### Exercise brief
Retype all material exactly. Pictures stay out of the copy.

--- Start of The input ---

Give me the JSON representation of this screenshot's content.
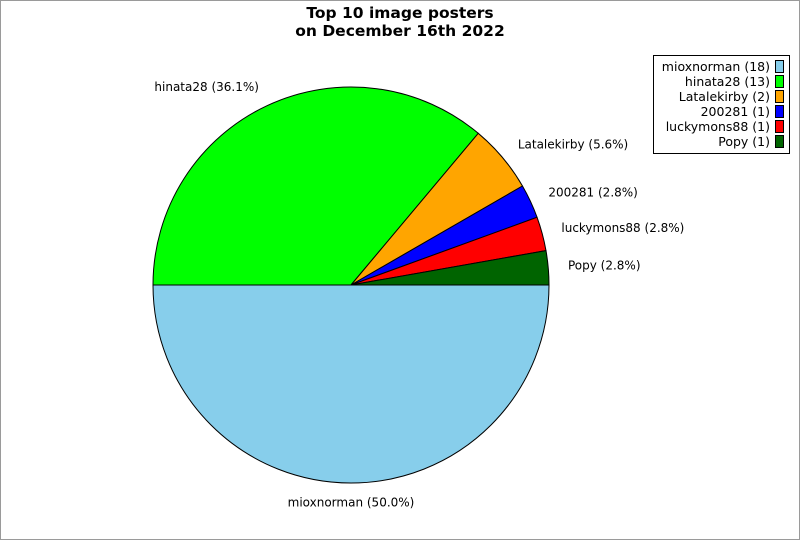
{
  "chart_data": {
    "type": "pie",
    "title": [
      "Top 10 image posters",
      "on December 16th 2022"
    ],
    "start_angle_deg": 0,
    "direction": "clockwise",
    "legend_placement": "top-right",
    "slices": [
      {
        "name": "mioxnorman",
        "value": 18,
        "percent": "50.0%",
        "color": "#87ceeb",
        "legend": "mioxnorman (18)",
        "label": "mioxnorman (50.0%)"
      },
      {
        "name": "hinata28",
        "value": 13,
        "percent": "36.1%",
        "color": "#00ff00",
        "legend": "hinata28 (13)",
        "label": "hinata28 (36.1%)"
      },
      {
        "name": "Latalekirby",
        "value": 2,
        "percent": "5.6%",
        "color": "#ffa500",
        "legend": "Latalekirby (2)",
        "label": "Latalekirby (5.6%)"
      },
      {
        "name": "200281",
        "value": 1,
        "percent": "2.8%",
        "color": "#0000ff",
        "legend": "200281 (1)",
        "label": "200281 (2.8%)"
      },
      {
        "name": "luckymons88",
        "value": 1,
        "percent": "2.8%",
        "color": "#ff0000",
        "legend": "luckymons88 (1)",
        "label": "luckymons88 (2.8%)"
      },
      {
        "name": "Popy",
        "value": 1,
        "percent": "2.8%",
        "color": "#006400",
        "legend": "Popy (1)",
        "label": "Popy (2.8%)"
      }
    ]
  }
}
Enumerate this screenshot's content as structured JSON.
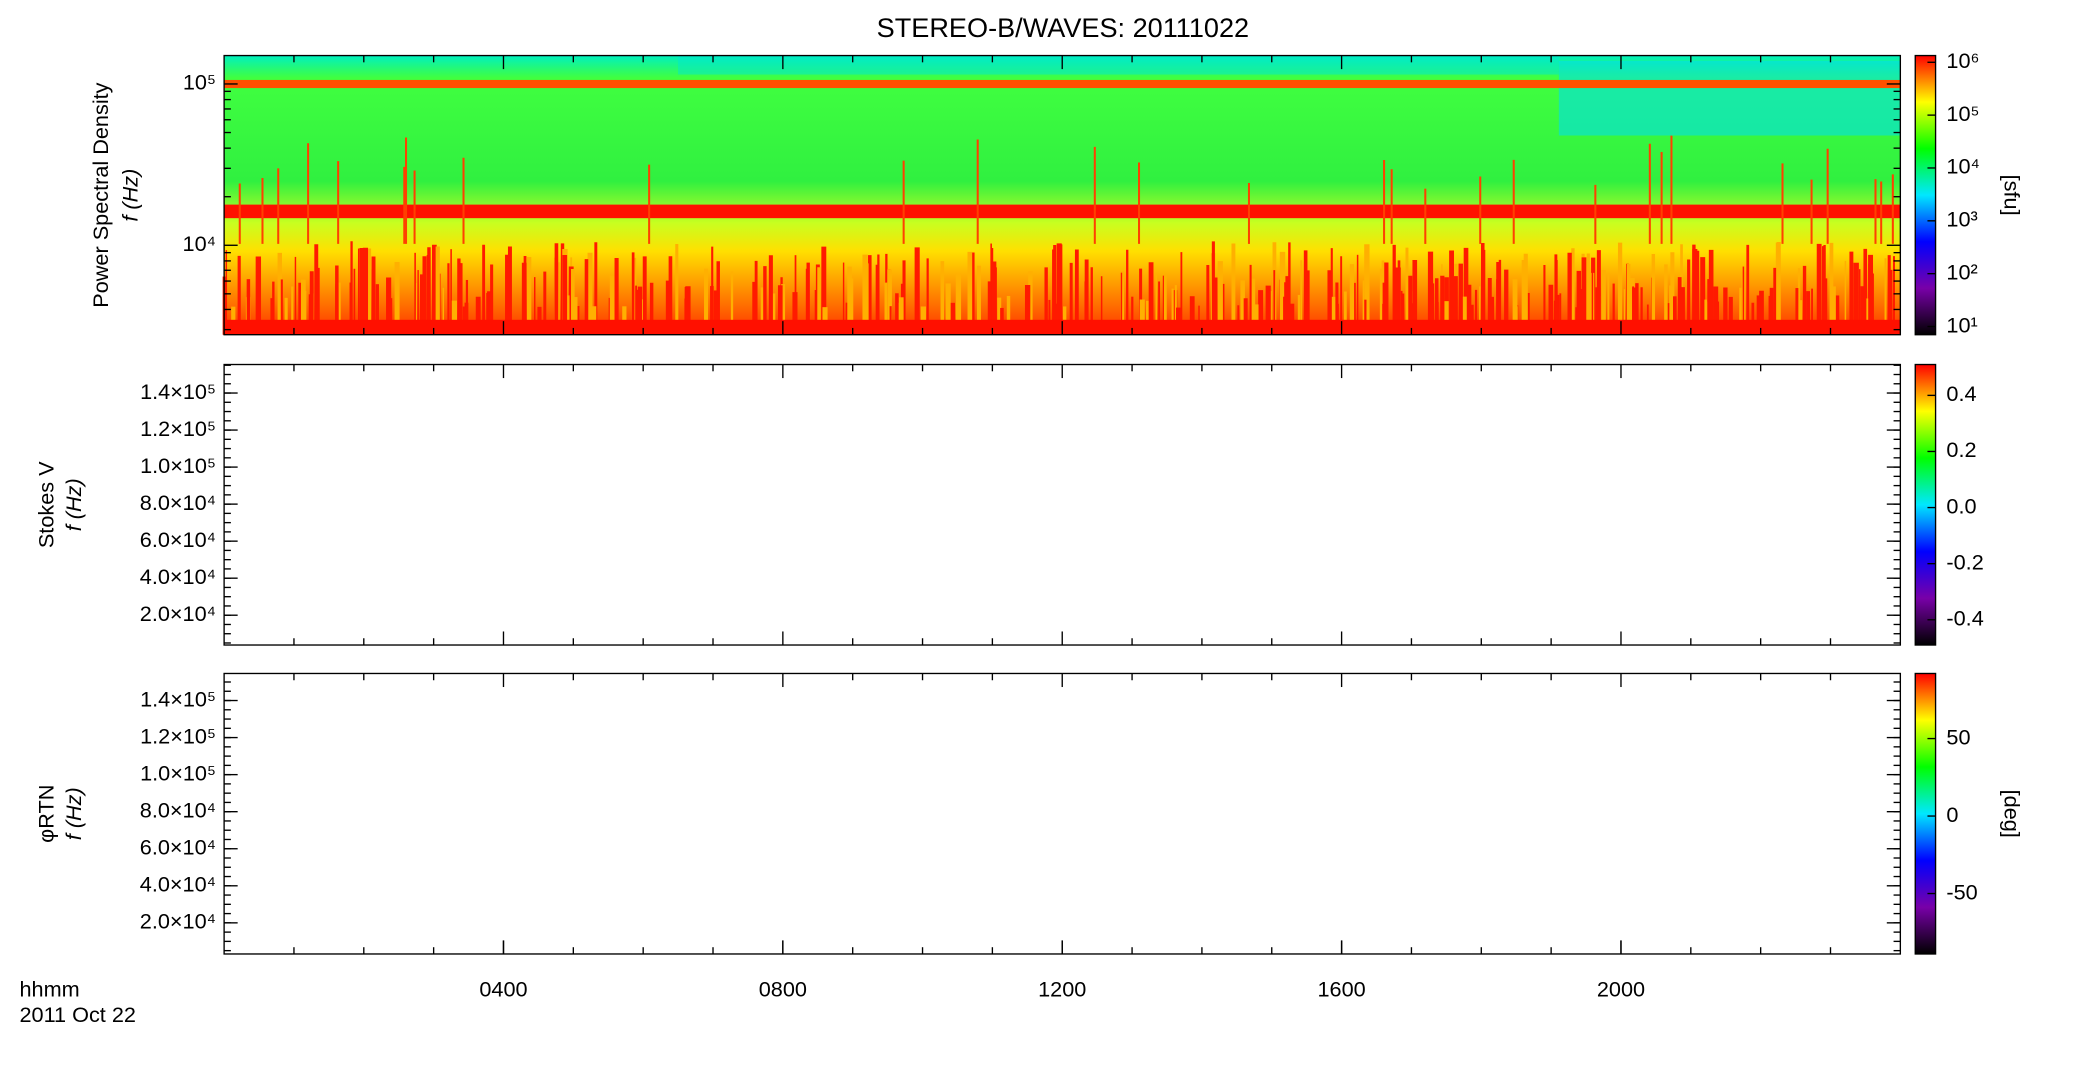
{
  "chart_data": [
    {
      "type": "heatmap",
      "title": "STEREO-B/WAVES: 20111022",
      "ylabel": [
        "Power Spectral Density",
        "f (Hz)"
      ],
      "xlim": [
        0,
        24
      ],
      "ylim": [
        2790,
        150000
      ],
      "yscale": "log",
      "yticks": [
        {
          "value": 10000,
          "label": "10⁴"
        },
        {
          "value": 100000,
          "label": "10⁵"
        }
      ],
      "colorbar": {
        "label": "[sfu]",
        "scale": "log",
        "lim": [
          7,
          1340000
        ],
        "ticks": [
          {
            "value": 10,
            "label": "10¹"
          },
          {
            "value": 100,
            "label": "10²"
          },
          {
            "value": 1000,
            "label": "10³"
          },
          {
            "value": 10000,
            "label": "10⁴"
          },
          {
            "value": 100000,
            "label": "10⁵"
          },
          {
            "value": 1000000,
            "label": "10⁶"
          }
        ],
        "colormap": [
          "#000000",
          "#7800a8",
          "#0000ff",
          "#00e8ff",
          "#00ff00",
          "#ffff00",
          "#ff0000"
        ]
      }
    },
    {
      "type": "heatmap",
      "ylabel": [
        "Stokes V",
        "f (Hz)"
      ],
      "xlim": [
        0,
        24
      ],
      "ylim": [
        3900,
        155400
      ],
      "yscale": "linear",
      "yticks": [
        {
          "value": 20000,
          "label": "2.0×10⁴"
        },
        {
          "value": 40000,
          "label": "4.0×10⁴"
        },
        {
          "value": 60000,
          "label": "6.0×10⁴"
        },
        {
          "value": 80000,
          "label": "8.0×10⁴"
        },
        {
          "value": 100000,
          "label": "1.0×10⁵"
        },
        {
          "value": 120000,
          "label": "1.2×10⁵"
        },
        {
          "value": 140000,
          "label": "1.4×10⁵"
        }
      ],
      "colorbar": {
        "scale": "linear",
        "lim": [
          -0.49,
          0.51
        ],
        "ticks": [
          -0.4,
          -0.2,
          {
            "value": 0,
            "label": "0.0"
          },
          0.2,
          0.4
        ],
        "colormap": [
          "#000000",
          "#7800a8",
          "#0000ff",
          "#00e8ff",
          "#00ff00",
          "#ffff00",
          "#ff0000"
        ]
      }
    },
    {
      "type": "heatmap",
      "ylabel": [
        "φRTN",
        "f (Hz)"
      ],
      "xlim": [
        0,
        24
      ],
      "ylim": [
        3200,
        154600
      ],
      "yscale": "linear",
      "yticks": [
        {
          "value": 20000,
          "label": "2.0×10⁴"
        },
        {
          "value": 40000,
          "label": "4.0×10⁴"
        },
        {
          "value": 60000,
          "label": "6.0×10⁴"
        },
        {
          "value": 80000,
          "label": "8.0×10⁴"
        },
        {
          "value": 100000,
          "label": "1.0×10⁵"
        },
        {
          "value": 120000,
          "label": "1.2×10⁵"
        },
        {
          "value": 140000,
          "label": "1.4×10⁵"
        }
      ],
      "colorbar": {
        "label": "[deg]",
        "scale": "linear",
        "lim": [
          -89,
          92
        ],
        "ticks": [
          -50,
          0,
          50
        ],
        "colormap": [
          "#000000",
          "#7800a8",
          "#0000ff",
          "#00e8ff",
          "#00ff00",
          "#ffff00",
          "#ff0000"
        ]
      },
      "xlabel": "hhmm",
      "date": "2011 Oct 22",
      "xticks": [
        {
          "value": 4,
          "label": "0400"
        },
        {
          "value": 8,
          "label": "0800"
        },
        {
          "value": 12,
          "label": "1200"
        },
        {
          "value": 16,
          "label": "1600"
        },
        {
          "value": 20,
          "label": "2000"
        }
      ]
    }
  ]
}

--- End of The input ---

### Reply
Give me the JSON representation of this screenshot's content.
{
  "chart_data": {
    "type": "pie",
    "title": [
      "Top 10 image posters",
      "on December 16th 2022"
    ],
    "start_angle_deg": 0,
    "direction": "clockwise",
    "legend_placement": "top-right",
    "slices": [
      {
        "name": "mioxnorman",
        "value": 18,
        "percent": "50.0%",
        "color": "#87ceeb",
        "legend": "mioxnorman (18)",
        "label": "mioxnorman (50.0%)"
      },
      {
        "name": "hinata28",
        "value": 13,
        "percent": "36.1%",
        "color": "#00ff00",
        "legend": "hinata28 (13)",
        "label": "hinata28 (36.1%)"
      },
      {
        "name": "Latalekirby",
        "value": 2,
        "percent": "5.6%",
        "color": "#ffa500",
        "legend": "Latalekirby (2)",
        "label": "Latalekirby (5.6%)"
      },
      {
        "name": "200281",
        "value": 1,
        "percent": "2.8%",
        "color": "#0000ff",
        "legend": "200281 (1)",
        "label": "200281 (2.8%)"
      },
      {
        "name": "luckymons88",
        "value": 1,
        "percent": "2.8%",
        "color": "#ff0000",
        "legend": "luckymons88 (1)",
        "label": "luckymons88 (2.8%)"
      },
      {
        "name": "Popy",
        "value": 1,
        "percent": "2.8%",
        "color": "#006400",
        "legend": "Popy (1)",
        "label": "Popy (2.8%)"
      }
    ]
  }
}
Enumerate this screenshot's content as structured JSON.
{
  "chart_data": [
    {
      "type": "heatmap",
      "title": "STEREO-B/WAVES: 20111022",
      "ylabel": [
        "Power Spectral Density",
        "f (Hz)"
      ],
      "xlim": [
        0,
        24
      ],
      "ylim": [
        2790,
        150000
      ],
      "yscale": "log",
      "yticks": [
        {
          "value": 10000,
          "label": "10⁴"
        },
        {
          "value": 100000,
          "label": "10⁵"
        }
      ],
      "colorbar": {
        "label": "[sfu]",
        "scale": "log",
        "lim": [
          7,
          1340000
        ],
        "ticks": [
          {
            "value": 10,
            "label": "10¹"
          },
          {
            "value": 100,
            "label": "10²"
          },
          {
            "value": 1000,
            "label": "10³"
          },
          {
            "value": 10000,
            "label": "10⁴"
          },
          {
            "value": 100000,
            "label": "10⁵"
          },
          {
            "value": 1000000,
            "label": "10⁶"
          }
        ],
        "colormap": [
          "#000000",
          "#7800a8",
          "#0000ff",
          "#00e8ff",
          "#00ff00",
          "#ffff00",
          "#ff0000"
        ]
      }
    },
    {
      "type": "heatmap",
      "ylabel": [
        "Stokes V",
        "f (Hz)"
      ],
      "xlim": [
        0,
        24
      ],
      "ylim": [
        3900,
        155400
      ],
      "yscale": "linear",
      "yticks": [
        {
          "value": 20000,
          "label": "2.0×10⁴"
        },
        {
          "value": 40000,
          "label": "4.0×10⁴"
        },
        {
          "value": 60000,
          "label": "6.0×10⁴"
        },
        {
          "value": 80000,
          "label": "8.0×10⁴"
        },
        {
          "value": 100000,
          "label": "1.0×10⁵"
        },
        {
          "value": 120000,
          "label": "1.2×10⁵"
        },
        {
          "value": 140000,
          "label": "1.4×10⁵"
        }
      ],
      "colorbar": {
        "scale": "linear",
        "lim": [
          -0.49,
          0.51
        ],
        "ticks": [
          -0.4,
          -0.2,
          {
            "value": 0,
            "label": "0.0"
          },
          0.2,
          0.4
        ],
        "colormap": [
          "#000000",
          "#7800a8",
          "#0000ff",
          "#00e8ff",
          "#00ff00",
          "#ffff00",
          "#ff0000"
        ]
      }
    },
    {
      "type": "heatmap",
      "ylabel": [
        "φRTN",
        "f (Hz)"
      ],
      "xlim": [
        0,
        24
      ],
      "ylim": [
        3200,
        154600
      ],
      "yscale": "linear",
      "yticks": [
        {
          "value": 20000,
          "label": "2.0×10⁴"
        },
        {
          "value": 40000,
          "label": "4.0×10⁴"
        },
        {
          "value": 60000,
          "label": "6.0×10⁴"
        },
        {
          "value": 80000,
          "label": "8.0×10⁴"
        },
        {
          "value": 100000,
          "label": "1.0×10⁵"
        },
        {
          "value": 120000,
          "label": "1.2×10⁵"
        },
        {
          "value": 140000,
          "label": "1.4×10⁵"
        }
      ],
      "colorbar": {
        "label": "[deg]",
        "scale": "linear",
        "lim": [
          -89,
          92
        ],
        "ticks": [
          -50,
          0,
          50
        ],
        "colormap": [
          "#000000",
          "#7800a8",
          "#0000ff",
          "#00e8ff",
          "#00ff00",
          "#ffff00",
          "#ff0000"
        ]
      },
      "xlabel": "hhmm",
      "date": "2011 Oct 22",
      "xticks": [
        {
          "value": 4,
          "label": "0400"
        },
        {
          "value": 8,
          "label": "0800"
        },
        {
          "value": 12,
          "label": "1200"
        },
        {
          "value": 16,
          "label": "1600"
        },
        {
          "value": 20,
          "label": "2000"
        }
      ]
    }
  ]
}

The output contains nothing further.